** begin Given data **
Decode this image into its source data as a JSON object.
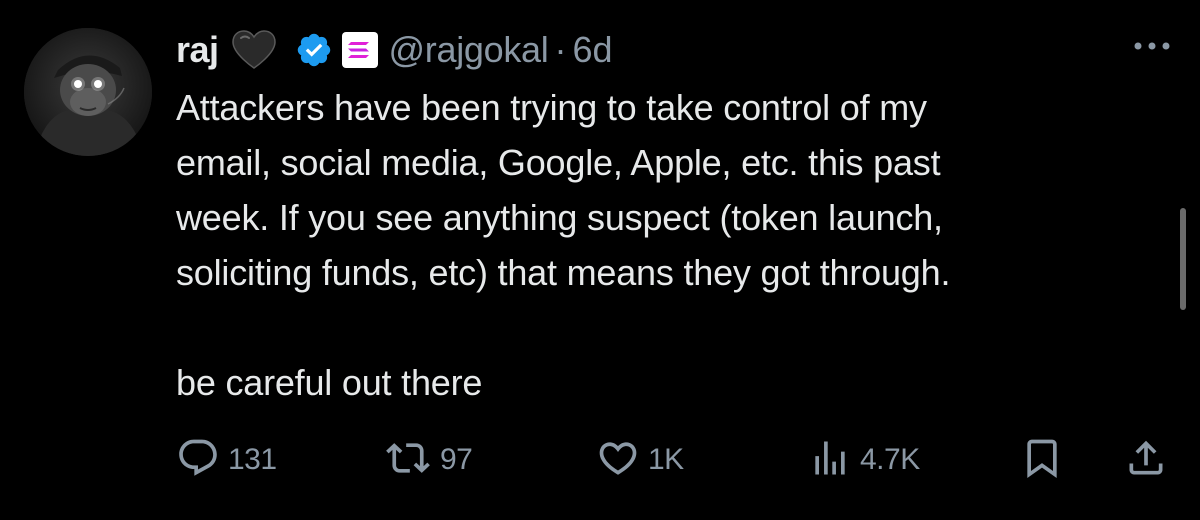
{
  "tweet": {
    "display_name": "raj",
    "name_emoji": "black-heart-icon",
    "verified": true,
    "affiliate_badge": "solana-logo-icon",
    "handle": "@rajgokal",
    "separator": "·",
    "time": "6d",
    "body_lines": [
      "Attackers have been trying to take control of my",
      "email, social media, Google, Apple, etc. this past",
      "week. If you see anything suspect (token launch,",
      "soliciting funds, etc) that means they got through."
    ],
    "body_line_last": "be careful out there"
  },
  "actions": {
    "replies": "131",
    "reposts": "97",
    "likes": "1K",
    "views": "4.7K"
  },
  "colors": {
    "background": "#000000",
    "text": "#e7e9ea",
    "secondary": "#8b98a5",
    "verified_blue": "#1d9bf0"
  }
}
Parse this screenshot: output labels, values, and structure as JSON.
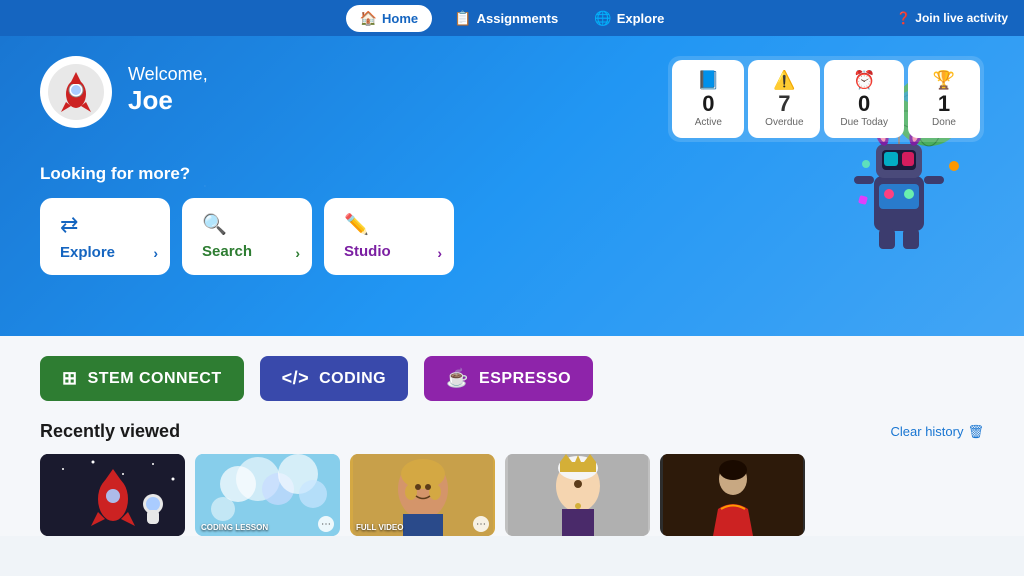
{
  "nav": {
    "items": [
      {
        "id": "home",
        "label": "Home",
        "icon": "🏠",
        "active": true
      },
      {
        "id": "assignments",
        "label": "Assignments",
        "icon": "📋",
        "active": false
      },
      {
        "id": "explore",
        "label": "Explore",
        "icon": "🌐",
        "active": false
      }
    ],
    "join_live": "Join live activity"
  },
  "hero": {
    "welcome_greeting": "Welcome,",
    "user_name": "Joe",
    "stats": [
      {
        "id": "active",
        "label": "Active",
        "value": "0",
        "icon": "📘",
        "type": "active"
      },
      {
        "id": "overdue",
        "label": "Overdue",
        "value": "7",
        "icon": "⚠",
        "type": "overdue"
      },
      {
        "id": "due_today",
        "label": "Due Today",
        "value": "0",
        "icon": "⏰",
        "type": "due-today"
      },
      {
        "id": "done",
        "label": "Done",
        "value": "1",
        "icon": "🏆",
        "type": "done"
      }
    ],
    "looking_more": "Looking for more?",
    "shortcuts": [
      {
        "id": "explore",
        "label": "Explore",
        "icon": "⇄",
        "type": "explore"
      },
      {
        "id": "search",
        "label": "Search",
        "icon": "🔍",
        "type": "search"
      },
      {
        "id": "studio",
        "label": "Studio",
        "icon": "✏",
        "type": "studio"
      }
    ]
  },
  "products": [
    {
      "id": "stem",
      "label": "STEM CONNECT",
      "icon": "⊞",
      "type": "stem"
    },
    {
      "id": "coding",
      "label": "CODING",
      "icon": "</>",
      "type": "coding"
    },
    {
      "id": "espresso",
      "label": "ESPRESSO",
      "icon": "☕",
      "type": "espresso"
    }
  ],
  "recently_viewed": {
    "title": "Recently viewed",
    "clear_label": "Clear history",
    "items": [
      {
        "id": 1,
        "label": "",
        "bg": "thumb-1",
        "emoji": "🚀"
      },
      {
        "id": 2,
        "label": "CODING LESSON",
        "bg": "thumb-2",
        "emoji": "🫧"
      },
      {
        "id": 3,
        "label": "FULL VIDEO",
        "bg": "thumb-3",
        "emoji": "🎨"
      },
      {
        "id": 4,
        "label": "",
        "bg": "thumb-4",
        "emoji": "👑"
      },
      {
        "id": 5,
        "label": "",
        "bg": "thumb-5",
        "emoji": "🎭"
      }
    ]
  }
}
** end Given data **
- **To be done**:
Give every line above again exactly, with no pictures.

- **Finished answer**:
Decode this image into its source data as a JSON object.
{
  "tweet": {
    "display_name": "raj",
    "name_emoji": "black-heart-icon",
    "verified": true,
    "affiliate_badge": "solana-logo-icon",
    "handle": "@rajgokal",
    "separator": "·",
    "time": "6d",
    "body_lines": [
      "Attackers have been trying to take control of my",
      "email, social media, Google, Apple, etc. this past",
      "week. If you see anything suspect (token launch,",
      "soliciting funds, etc) that means they got through."
    ],
    "body_line_last": "be careful out there"
  },
  "actions": {
    "replies": "131",
    "reposts": "97",
    "likes": "1K",
    "views": "4.7K"
  },
  "colors": {
    "background": "#000000",
    "text": "#e7e9ea",
    "secondary": "#8b98a5",
    "verified_blue": "#1d9bf0"
  }
}
Parse this screenshot: output labels, values, and structure as JSON.
{
  "nav": {
    "items": [
      {
        "id": "home",
        "label": "Home",
        "icon": "🏠",
        "active": true
      },
      {
        "id": "assignments",
        "label": "Assignments",
        "icon": "📋",
        "active": false
      },
      {
        "id": "explore",
        "label": "Explore",
        "icon": "🌐",
        "active": false
      }
    ],
    "join_live": "Join live activity"
  },
  "hero": {
    "welcome_greeting": "Welcome,",
    "user_name": "Joe",
    "stats": [
      {
        "id": "active",
        "label": "Active",
        "value": "0",
        "icon": "📘",
        "type": "active"
      },
      {
        "id": "overdue",
        "label": "Overdue",
        "value": "7",
        "icon": "⚠",
        "type": "overdue"
      },
      {
        "id": "due_today",
        "label": "Due Today",
        "value": "0",
        "icon": "⏰",
        "type": "due-today"
      },
      {
        "id": "done",
        "label": "Done",
        "value": "1",
        "icon": "🏆",
        "type": "done"
      }
    ],
    "looking_more": "Looking for more?",
    "shortcuts": [
      {
        "id": "explore",
        "label": "Explore",
        "icon": "⇄",
        "type": "explore"
      },
      {
        "id": "search",
        "label": "Search",
        "icon": "🔍",
        "type": "search"
      },
      {
        "id": "studio",
        "label": "Studio",
        "icon": "✏",
        "type": "studio"
      }
    ]
  },
  "products": [
    {
      "id": "stem",
      "label": "STEM CONNECT",
      "icon": "⊞",
      "type": "stem"
    },
    {
      "id": "coding",
      "label": "CODING",
      "icon": "</>",
      "type": "coding"
    },
    {
      "id": "espresso",
      "label": "ESPRESSO",
      "icon": "☕",
      "type": "espresso"
    }
  ],
  "recently_viewed": {
    "title": "Recently viewed",
    "clear_label": "Clear history",
    "items": [
      {
        "id": 1,
        "label": "",
        "bg": "thumb-1",
        "emoji": "🚀"
      },
      {
        "id": 2,
        "label": "CODING LESSON",
        "bg": "thumb-2",
        "emoji": "🫧"
      },
      {
        "id": 3,
        "label": "FULL VIDEO",
        "bg": "thumb-3",
        "emoji": "🎨"
      },
      {
        "id": 4,
        "label": "",
        "bg": "thumb-4",
        "emoji": "👑"
      },
      {
        "id": 5,
        "label": "",
        "bg": "thumb-5",
        "emoji": "🎭"
      }
    ]
  }
}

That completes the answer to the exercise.